[Data excerpts]
***
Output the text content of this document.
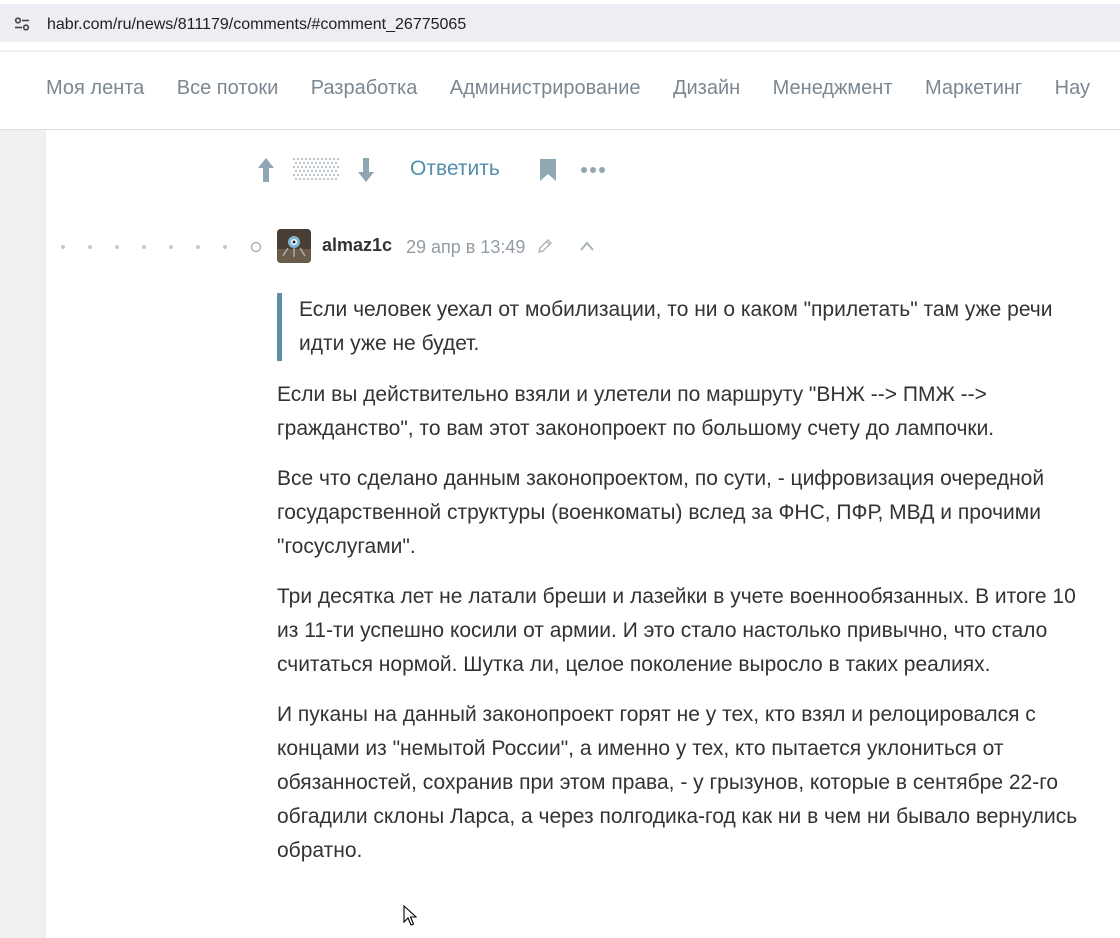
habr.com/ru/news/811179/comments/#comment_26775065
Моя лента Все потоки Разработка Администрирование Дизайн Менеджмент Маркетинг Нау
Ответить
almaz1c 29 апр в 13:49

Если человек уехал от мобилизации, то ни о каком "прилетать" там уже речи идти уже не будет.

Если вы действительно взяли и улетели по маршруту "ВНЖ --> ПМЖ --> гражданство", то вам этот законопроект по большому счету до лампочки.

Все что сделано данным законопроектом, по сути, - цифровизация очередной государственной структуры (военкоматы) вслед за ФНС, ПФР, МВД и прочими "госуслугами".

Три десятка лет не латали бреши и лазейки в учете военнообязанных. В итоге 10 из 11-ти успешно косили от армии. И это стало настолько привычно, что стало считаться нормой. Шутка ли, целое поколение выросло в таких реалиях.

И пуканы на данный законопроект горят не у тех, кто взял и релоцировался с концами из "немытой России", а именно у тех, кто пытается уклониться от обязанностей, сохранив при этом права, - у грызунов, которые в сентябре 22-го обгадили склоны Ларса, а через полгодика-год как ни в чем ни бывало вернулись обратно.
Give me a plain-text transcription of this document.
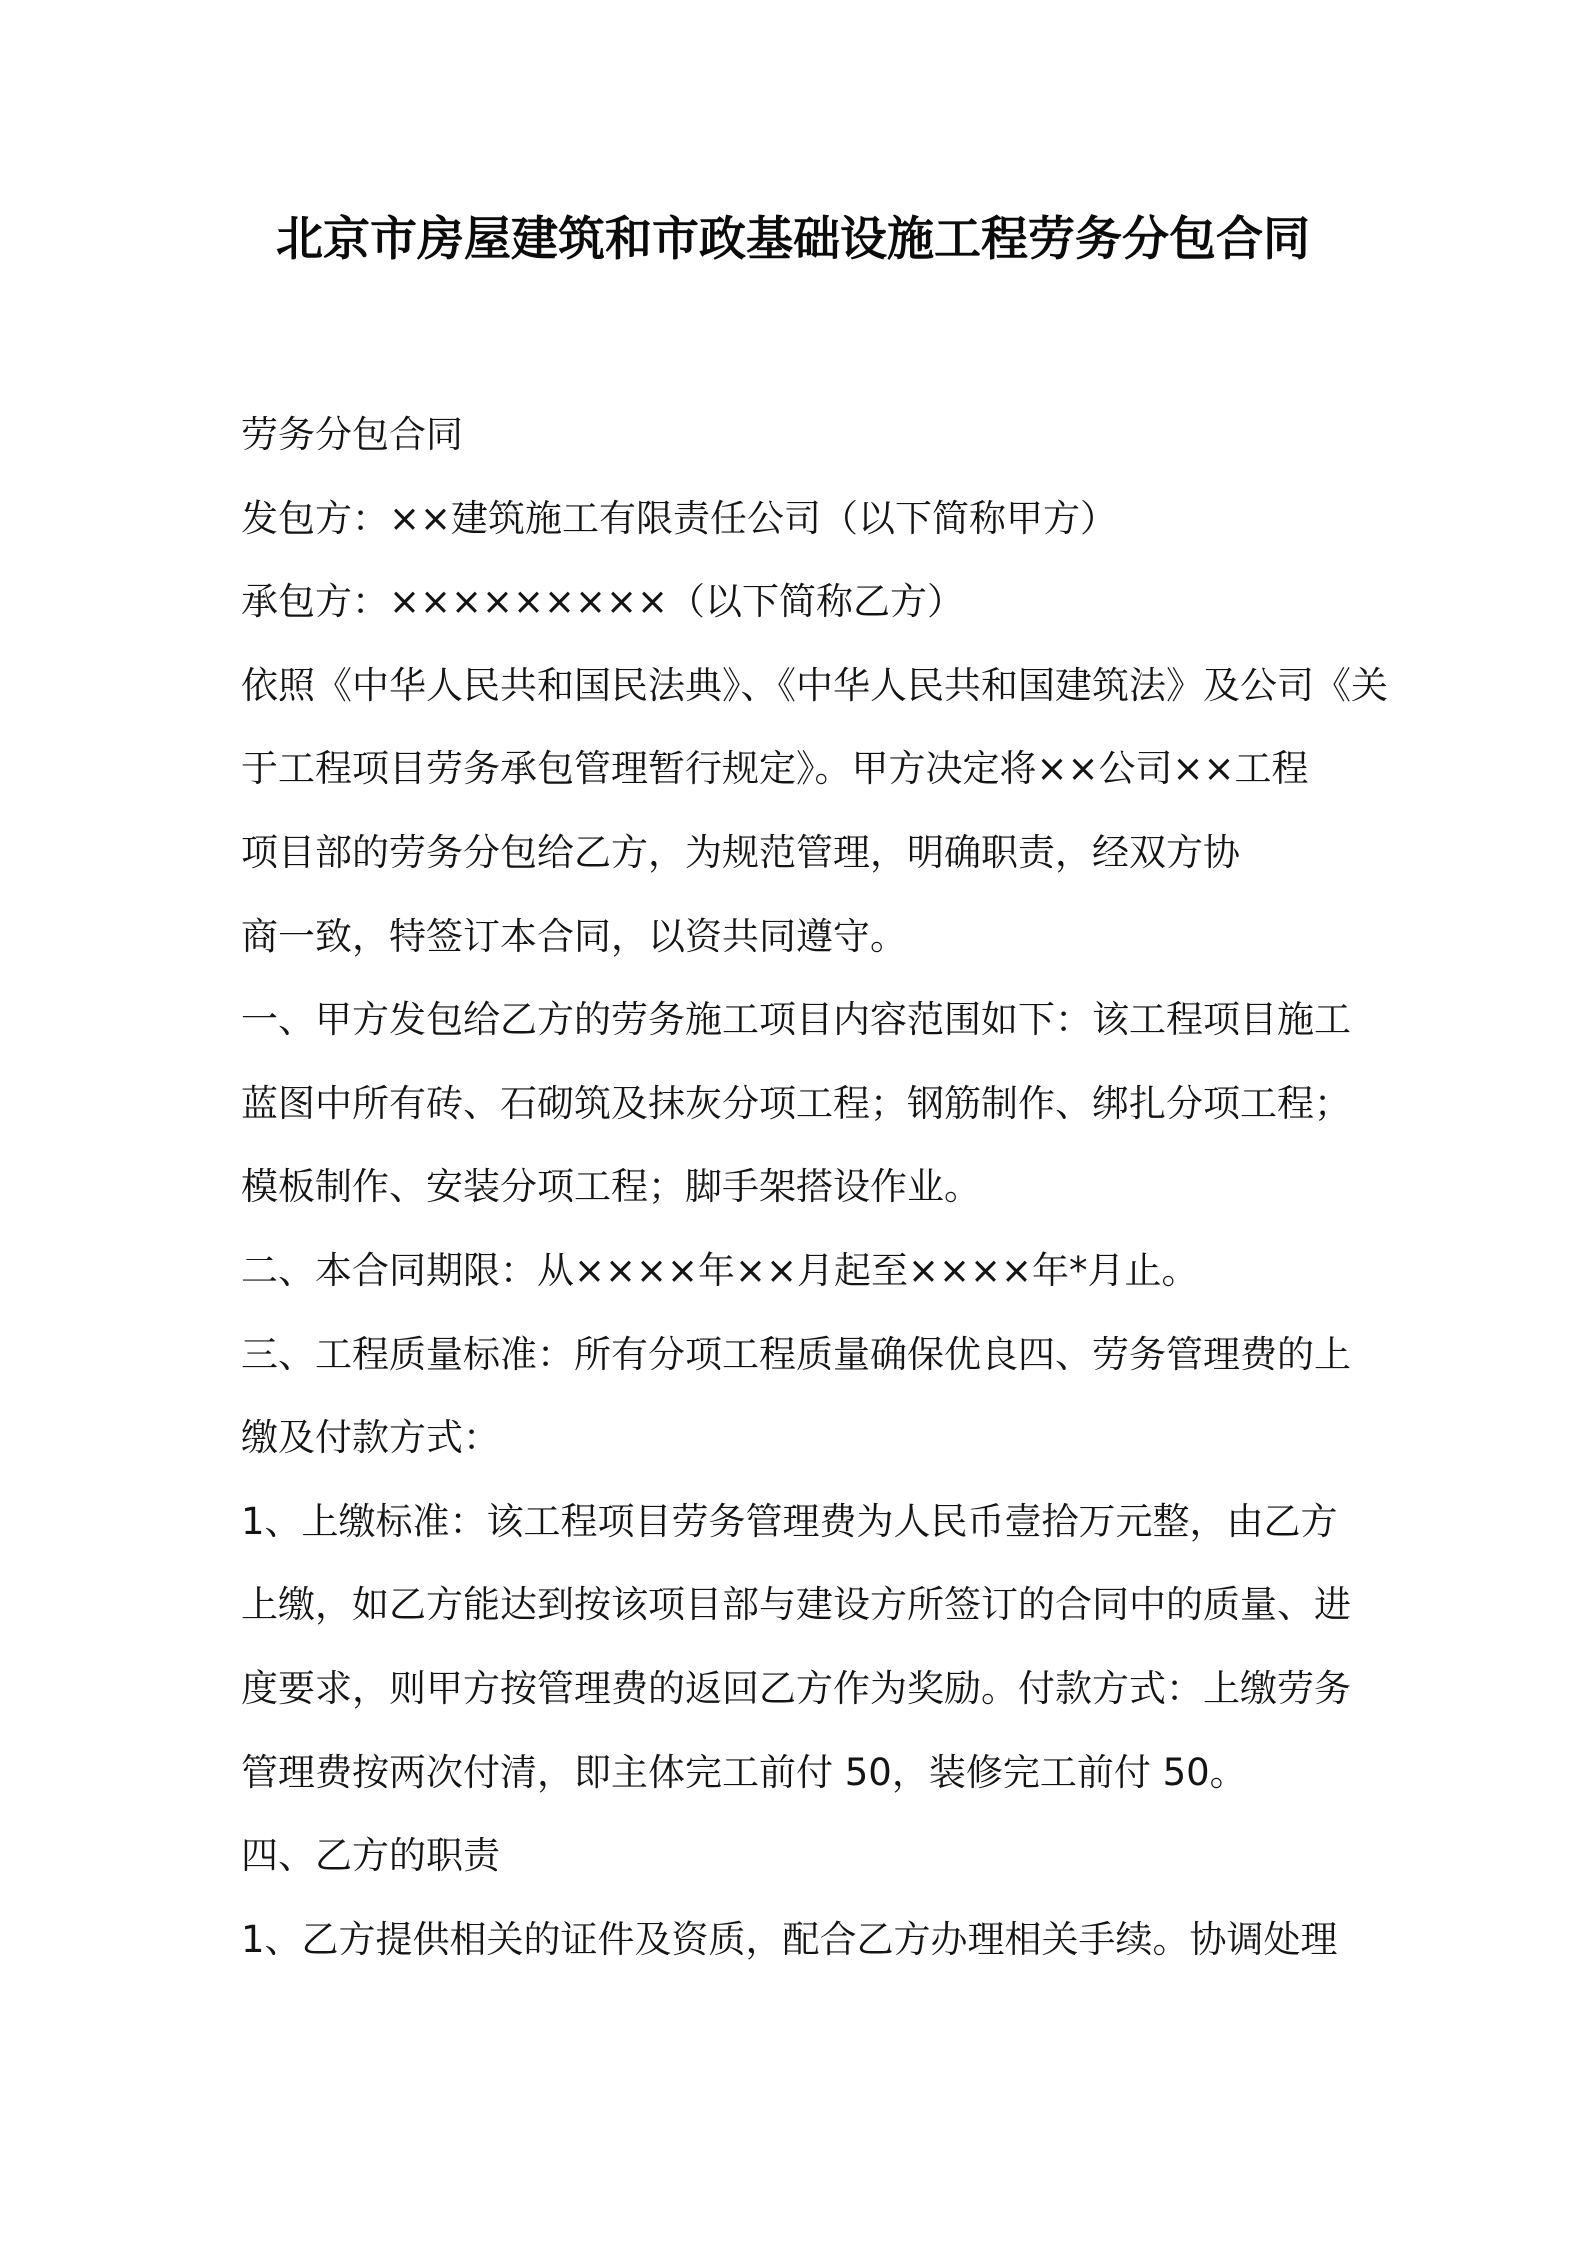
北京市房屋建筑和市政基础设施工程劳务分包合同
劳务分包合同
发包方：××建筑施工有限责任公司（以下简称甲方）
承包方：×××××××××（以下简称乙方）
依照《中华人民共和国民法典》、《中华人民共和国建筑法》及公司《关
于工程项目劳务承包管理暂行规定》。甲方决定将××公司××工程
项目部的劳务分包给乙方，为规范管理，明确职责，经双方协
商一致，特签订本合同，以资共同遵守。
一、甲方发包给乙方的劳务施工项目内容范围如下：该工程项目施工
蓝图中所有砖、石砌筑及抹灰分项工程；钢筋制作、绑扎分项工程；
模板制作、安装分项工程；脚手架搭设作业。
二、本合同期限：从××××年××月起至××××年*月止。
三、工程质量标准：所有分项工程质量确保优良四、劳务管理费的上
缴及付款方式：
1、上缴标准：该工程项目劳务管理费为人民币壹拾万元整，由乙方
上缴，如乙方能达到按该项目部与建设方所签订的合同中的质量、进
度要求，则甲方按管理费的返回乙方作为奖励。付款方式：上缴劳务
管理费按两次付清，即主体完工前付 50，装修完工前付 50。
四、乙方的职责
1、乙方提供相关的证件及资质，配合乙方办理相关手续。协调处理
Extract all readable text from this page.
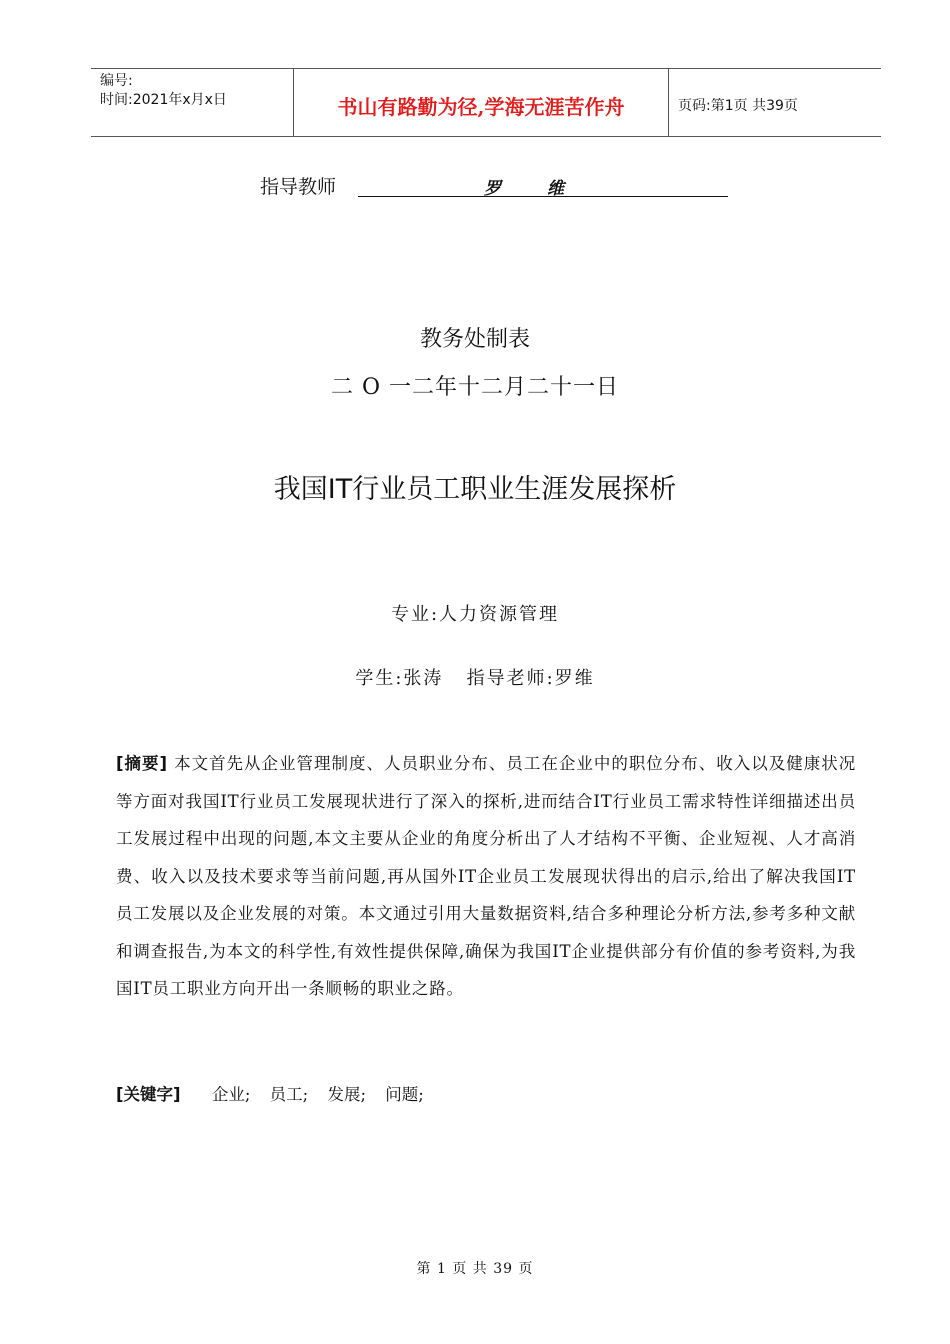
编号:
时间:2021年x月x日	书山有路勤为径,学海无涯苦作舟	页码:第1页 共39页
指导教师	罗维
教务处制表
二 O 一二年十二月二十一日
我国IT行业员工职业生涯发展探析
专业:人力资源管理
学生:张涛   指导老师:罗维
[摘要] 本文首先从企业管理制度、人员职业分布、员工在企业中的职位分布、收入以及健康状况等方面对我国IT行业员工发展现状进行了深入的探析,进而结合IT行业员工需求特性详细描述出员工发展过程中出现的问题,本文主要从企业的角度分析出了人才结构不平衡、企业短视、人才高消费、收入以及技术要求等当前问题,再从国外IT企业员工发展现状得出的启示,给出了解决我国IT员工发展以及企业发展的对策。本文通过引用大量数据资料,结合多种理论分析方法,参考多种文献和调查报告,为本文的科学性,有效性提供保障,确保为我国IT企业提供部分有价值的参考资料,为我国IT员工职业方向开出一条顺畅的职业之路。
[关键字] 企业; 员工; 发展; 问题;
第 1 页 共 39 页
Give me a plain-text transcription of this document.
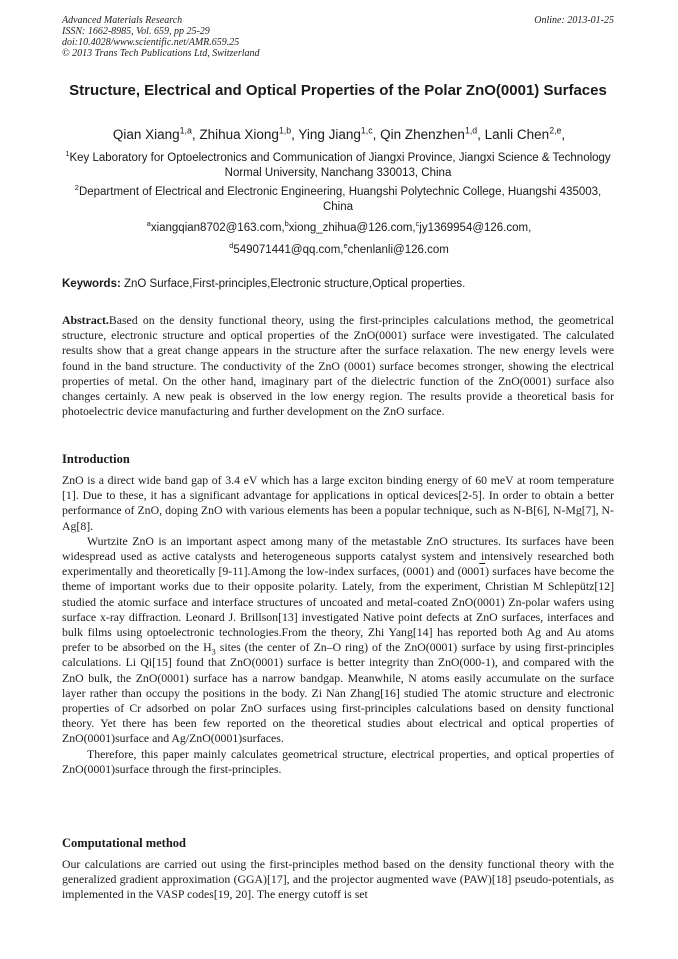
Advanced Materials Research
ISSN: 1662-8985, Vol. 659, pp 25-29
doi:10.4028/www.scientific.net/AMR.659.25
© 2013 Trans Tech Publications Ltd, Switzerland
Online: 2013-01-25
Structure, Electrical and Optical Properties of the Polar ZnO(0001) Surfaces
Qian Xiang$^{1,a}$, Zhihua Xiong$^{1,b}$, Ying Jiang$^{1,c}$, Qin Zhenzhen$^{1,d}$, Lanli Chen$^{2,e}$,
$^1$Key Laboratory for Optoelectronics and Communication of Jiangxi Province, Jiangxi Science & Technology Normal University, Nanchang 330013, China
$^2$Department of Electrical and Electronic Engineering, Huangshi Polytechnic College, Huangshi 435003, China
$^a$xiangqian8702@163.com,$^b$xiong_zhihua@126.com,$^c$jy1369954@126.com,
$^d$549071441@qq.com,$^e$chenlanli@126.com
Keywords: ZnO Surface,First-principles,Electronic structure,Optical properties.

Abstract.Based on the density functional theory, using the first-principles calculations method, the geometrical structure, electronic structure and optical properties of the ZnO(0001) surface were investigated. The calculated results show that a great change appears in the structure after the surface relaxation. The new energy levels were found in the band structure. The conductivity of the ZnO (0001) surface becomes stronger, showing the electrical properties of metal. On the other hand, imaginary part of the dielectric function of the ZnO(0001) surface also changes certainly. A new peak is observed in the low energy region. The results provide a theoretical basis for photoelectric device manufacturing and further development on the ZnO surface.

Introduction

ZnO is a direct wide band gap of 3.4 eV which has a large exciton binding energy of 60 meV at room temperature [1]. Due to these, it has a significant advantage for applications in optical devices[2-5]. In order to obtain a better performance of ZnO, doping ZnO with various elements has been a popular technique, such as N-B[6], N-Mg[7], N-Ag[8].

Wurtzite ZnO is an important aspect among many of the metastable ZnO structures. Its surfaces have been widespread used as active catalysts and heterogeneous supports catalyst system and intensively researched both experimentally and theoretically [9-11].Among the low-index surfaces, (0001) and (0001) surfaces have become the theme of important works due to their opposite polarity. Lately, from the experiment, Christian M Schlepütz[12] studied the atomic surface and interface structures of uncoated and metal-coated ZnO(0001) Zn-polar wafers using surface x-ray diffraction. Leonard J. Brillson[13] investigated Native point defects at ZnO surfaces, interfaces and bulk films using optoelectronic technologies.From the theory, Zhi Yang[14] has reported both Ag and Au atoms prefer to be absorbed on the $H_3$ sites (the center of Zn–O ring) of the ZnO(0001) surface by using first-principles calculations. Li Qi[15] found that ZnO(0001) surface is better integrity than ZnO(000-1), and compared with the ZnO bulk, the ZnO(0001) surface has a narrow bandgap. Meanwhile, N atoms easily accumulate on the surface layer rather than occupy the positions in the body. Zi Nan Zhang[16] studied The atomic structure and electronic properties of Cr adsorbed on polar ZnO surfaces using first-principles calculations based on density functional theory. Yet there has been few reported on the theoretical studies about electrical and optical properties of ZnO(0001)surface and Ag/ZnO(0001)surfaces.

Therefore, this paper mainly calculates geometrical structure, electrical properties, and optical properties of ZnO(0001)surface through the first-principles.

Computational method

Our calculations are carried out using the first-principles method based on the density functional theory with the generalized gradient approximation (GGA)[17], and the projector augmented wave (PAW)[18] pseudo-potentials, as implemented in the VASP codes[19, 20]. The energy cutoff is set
***
• **Short task**:
Single out each line of the records above with the string "this" in it, and copy it.

• **Finished answer**:
Output the text content of this document.
Give me a plain-text transcription of this document.
Extract all readable text from this page.
Give me a plain-text transcription of this document.
Therefore, this paper mainly calculates geometrical structure, electrical properties, and optical properties of ZnO(0001)surface through the first-principles.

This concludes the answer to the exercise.